朝日の記事は国家公務員法102条を引用し,小泉首相の公務員労働者の政治活動規制発言を実質的に擁護している.
しかしそもそもこの条文と,それにまつわる人事院規則こそが違憲の疑いが強いのである.公務員といえども市民的自由は持っており,その制限は必要最小限でなければならないはずだが,これらの条項は明らかにその範囲を超えている.人事院規則一四
- 七[政治的行為]の条文の一部ををちらりと見るだけでそれは明らかだ.
いわく,政治的団体の結成を企画したり援助してはならない(6項-5号),政治的団体への勧誘運動をしてはならない(6-6),集会などで拡声器を使って政治的な意見を述べてはいけない(6-11),政治的な演劇を演出してはならない,etc.
いやしくも市民的権利を制限しようとする場合には,それを必要最小限にとどめる厳格な限定が---例えば「その地位を利用して」などの---必要なのである.しかし規則にはそのような限定がないどころか,むしろ包括的,無限定的である.詳しくは次のページをご覧いただきたい.
「国家公務員の政治活動の制限・禁止について」

* **抽出データ**:
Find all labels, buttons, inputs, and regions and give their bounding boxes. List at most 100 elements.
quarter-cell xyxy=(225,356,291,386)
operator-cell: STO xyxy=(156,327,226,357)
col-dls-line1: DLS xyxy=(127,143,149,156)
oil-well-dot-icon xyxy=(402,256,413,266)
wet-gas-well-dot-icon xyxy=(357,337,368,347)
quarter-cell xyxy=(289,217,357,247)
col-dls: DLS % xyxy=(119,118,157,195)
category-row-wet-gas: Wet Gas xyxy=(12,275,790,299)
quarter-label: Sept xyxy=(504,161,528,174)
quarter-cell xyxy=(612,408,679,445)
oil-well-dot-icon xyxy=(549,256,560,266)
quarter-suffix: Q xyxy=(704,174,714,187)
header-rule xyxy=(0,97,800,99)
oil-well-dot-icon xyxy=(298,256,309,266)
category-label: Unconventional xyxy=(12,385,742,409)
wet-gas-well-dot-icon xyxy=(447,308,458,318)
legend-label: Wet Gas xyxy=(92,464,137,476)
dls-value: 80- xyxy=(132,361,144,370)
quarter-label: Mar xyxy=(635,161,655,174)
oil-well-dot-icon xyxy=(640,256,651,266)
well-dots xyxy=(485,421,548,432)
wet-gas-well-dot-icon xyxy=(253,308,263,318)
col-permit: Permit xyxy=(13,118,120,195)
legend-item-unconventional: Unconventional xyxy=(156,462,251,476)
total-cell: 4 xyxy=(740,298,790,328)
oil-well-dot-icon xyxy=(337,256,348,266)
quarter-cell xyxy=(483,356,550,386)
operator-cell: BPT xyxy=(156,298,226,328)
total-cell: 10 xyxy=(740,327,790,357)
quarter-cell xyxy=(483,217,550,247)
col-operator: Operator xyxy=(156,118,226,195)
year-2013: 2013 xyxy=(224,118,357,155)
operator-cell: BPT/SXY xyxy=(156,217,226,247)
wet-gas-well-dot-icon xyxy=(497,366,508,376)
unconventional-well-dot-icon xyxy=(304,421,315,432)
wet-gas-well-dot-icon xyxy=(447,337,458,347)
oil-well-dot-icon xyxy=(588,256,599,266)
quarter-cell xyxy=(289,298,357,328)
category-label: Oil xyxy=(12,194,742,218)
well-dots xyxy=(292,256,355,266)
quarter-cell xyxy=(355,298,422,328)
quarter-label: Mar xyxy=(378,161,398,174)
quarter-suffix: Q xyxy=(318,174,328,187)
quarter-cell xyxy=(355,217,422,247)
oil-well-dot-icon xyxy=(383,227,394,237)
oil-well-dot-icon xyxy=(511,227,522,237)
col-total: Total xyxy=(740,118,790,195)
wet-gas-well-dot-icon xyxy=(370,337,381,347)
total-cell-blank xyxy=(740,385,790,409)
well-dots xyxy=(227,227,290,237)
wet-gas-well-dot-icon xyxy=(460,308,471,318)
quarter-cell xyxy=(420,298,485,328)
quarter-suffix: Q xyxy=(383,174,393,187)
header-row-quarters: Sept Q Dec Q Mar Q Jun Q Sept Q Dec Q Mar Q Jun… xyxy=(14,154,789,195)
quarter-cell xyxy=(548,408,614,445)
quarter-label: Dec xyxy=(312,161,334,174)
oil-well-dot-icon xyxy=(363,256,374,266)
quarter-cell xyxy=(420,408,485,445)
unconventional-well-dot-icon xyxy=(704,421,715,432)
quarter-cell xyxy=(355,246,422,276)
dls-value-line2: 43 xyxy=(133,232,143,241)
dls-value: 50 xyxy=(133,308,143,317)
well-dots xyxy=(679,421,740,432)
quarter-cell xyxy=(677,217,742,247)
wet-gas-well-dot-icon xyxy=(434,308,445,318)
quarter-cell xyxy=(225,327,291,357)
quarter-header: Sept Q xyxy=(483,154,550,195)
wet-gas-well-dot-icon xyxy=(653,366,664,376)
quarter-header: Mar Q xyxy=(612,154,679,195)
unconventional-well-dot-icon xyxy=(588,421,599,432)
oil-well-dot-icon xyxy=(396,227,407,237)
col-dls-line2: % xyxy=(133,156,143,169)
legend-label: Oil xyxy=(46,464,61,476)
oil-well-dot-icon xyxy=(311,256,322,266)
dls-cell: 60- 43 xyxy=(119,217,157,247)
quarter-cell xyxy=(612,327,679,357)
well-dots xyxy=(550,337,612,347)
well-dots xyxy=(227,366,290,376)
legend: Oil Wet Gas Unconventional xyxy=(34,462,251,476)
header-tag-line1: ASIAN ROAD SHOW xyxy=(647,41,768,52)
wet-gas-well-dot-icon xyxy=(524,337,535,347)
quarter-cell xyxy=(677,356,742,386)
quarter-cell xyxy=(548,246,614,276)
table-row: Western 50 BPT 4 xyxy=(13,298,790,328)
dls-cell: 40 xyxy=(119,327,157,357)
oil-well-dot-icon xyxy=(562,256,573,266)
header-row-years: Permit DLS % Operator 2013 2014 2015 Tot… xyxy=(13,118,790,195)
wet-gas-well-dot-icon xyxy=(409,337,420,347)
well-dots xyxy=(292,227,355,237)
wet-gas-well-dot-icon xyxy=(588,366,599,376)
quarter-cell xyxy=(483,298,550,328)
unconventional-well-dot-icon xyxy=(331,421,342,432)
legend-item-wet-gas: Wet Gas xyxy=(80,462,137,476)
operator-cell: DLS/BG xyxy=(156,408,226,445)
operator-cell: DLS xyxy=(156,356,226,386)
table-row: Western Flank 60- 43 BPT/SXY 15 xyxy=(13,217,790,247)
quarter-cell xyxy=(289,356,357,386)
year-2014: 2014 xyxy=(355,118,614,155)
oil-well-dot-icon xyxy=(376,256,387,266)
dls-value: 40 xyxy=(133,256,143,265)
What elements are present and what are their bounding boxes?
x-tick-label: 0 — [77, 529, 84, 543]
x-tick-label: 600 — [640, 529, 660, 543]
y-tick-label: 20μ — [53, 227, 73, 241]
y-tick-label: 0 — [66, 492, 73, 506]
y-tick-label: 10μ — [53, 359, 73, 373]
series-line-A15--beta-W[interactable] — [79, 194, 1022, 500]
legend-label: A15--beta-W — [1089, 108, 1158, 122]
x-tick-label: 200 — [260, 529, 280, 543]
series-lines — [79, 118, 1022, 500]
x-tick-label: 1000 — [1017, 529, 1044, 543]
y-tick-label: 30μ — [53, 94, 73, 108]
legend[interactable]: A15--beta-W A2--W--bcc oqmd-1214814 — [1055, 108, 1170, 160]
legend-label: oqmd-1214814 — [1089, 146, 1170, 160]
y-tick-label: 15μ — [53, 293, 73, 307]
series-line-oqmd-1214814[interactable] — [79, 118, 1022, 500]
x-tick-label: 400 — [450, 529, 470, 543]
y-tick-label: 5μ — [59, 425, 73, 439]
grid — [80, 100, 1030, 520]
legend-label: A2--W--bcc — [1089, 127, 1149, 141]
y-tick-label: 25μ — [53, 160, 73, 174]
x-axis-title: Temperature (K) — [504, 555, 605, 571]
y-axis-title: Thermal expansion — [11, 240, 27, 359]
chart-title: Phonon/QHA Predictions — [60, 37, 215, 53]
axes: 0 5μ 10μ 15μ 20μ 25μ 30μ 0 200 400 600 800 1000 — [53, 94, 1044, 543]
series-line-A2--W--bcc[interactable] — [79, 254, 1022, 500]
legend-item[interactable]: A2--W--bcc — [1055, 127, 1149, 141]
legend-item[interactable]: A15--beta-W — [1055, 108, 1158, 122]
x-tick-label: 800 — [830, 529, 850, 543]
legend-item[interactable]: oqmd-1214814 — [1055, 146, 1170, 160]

* **やること**:
A – 次の(i)〜(iii)が学習テキストの内容と合っているか、それぞれ「はい」か「いいえ」で答えよ。判断の根拠となる本文の語句もそのまま引用すること。
(i) 朝日の記事は、小泉首相の発言を批判している。
(ii) 公務員にも市民的自由があると述べている。
(iii) 規則には「その地位を利用して」のような限定が設けられている。
B – 学習テキストをもとに、次の問いに答えよ。
(i) 朝日の記事が引用している法律の条文は何か。
(ii) 政治的団体への勧誘運動の禁止には、どの番号が付いているか。
(iii) 集会などで拡声器を使ってしてはならないとされている行為は何か。
C – 人事院規則一四-七で禁じられている行為として学習テキストが具体的に挙げているものを、すべて書き出せ。

* **解答一覧**:
A –
(i) いいえ。「小泉首相の公務員労働者の政治活動規制発言を実質的に擁護している」
(ii) はい。「公務員といえども市民的自由は持っており」
(iii) いいえ。「しかし規則にはそのような限定がないどころか,むしろ包括的,無限定的である」

B –
(i) 国家公務員法102条
(ii) 6-6
(iii) 政治的な意見を述べること

C –
・政治的団体の結成を企画したり援助したりすること
・政治的団体への勧誘運動をすること
・集会などで拡声器を使って政治的な意見を述べること
・政治的な演劇を演出すること